> [EXERCISE] Work out how many lines of the listing hold the string "Channels". Answer with that number alone.

> [DATA ENTRIES]
[start]
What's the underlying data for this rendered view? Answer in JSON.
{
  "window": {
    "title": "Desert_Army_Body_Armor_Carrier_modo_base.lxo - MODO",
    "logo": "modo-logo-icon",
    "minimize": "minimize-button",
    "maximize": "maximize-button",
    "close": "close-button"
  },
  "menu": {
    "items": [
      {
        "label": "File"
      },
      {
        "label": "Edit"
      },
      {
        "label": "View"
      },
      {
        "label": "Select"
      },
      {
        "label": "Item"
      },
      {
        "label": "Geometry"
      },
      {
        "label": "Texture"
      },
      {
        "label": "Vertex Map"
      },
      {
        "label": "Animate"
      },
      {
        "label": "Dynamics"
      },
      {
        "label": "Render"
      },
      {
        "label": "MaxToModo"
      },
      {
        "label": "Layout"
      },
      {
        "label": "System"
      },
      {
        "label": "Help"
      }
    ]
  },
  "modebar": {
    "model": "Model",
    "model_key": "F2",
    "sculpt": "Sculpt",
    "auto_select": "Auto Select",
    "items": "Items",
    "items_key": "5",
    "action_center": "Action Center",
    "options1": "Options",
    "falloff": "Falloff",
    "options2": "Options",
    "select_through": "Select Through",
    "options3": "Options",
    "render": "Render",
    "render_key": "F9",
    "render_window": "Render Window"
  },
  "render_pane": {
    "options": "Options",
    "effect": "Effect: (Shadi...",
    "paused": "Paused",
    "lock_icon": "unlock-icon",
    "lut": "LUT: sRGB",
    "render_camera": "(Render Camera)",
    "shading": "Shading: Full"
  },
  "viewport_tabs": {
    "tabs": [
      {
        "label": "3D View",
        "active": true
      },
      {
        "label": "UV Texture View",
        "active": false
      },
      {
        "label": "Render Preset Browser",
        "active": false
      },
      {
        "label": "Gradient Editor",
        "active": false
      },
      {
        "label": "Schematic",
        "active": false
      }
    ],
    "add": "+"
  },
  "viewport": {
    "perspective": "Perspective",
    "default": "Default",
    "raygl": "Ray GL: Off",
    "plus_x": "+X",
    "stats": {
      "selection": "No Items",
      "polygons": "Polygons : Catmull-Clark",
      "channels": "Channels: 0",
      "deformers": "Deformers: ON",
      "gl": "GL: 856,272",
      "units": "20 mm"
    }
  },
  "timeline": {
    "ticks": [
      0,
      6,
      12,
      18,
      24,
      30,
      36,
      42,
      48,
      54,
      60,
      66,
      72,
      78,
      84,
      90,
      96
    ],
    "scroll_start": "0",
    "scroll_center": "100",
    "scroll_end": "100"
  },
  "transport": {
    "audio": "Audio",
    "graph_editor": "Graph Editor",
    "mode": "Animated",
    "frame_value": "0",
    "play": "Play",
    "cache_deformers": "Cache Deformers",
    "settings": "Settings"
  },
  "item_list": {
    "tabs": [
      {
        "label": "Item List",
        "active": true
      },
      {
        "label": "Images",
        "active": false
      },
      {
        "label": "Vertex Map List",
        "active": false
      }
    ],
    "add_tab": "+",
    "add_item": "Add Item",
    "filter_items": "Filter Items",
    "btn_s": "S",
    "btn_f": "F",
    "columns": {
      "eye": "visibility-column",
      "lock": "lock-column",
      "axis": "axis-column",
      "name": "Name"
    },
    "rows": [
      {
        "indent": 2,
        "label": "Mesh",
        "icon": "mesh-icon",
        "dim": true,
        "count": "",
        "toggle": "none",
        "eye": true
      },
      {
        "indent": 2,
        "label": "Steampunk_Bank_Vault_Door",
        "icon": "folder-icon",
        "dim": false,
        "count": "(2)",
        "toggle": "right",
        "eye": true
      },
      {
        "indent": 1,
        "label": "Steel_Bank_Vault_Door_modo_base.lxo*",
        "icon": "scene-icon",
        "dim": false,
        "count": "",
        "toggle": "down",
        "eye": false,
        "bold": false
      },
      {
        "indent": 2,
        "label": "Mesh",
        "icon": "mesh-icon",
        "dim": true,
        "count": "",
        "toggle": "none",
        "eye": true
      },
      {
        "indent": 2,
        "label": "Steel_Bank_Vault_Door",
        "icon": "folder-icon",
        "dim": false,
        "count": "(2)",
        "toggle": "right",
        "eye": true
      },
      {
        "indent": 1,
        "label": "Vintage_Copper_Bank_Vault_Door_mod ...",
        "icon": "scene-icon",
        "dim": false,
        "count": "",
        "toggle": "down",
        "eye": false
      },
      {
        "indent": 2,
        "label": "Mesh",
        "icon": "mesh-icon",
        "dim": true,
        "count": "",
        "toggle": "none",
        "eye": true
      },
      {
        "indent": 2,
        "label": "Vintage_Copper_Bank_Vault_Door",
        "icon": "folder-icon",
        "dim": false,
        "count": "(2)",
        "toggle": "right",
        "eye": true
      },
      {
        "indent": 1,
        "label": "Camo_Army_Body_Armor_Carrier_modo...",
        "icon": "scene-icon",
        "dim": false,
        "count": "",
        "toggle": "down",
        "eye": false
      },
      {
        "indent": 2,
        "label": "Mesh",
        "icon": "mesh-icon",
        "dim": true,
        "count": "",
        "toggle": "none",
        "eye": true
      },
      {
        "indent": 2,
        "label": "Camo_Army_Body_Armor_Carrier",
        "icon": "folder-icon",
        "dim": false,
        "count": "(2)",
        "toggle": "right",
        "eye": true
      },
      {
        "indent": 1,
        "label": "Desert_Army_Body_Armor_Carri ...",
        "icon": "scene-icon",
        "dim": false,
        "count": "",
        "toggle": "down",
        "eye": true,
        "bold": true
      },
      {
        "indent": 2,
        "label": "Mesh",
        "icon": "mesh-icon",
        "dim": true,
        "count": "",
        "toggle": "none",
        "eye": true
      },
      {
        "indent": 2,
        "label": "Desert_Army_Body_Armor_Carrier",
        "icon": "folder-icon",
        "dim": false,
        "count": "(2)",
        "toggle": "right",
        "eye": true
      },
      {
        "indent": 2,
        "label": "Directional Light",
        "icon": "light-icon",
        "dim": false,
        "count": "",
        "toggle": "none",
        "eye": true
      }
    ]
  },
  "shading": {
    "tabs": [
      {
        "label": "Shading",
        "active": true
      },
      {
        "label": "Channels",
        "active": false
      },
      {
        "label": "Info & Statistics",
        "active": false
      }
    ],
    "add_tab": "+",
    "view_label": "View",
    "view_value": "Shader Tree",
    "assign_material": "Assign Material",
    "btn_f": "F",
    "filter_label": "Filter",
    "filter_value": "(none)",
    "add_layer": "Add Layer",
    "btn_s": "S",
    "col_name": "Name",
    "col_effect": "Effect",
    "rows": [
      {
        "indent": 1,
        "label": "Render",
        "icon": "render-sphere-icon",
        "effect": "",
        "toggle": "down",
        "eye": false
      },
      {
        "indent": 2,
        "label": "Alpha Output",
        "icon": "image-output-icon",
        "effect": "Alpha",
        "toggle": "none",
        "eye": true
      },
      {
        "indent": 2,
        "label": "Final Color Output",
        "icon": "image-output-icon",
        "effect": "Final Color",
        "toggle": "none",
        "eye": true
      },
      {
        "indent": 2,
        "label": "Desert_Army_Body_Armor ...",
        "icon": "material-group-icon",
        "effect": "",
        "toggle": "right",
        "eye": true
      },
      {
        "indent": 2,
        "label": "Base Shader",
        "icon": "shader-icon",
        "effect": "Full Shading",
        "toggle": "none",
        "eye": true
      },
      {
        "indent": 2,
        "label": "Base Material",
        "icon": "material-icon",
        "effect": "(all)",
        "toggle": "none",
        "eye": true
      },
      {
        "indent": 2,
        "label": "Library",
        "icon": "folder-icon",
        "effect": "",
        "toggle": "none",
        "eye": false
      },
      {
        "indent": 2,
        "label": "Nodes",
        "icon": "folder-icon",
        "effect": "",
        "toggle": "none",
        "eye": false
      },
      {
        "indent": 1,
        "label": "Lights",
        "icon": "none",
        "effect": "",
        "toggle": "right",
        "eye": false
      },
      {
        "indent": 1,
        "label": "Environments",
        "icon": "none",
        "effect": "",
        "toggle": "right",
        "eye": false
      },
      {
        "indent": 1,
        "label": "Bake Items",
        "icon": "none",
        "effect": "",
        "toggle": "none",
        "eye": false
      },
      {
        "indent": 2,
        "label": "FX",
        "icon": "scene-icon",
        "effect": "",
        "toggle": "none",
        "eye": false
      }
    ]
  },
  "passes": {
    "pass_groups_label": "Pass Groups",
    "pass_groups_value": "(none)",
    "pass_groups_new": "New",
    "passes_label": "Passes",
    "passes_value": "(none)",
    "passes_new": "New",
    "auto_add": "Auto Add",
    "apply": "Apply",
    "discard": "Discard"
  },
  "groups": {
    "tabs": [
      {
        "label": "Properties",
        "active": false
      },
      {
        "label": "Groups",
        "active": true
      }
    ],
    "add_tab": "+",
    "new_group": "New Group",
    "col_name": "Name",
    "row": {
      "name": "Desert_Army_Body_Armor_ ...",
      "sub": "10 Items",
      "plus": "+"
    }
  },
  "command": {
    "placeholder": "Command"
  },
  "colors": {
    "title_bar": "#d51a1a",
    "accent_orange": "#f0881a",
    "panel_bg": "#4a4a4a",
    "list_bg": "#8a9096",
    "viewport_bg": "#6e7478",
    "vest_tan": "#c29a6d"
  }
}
[end]
> [TASK SOLUTION] 2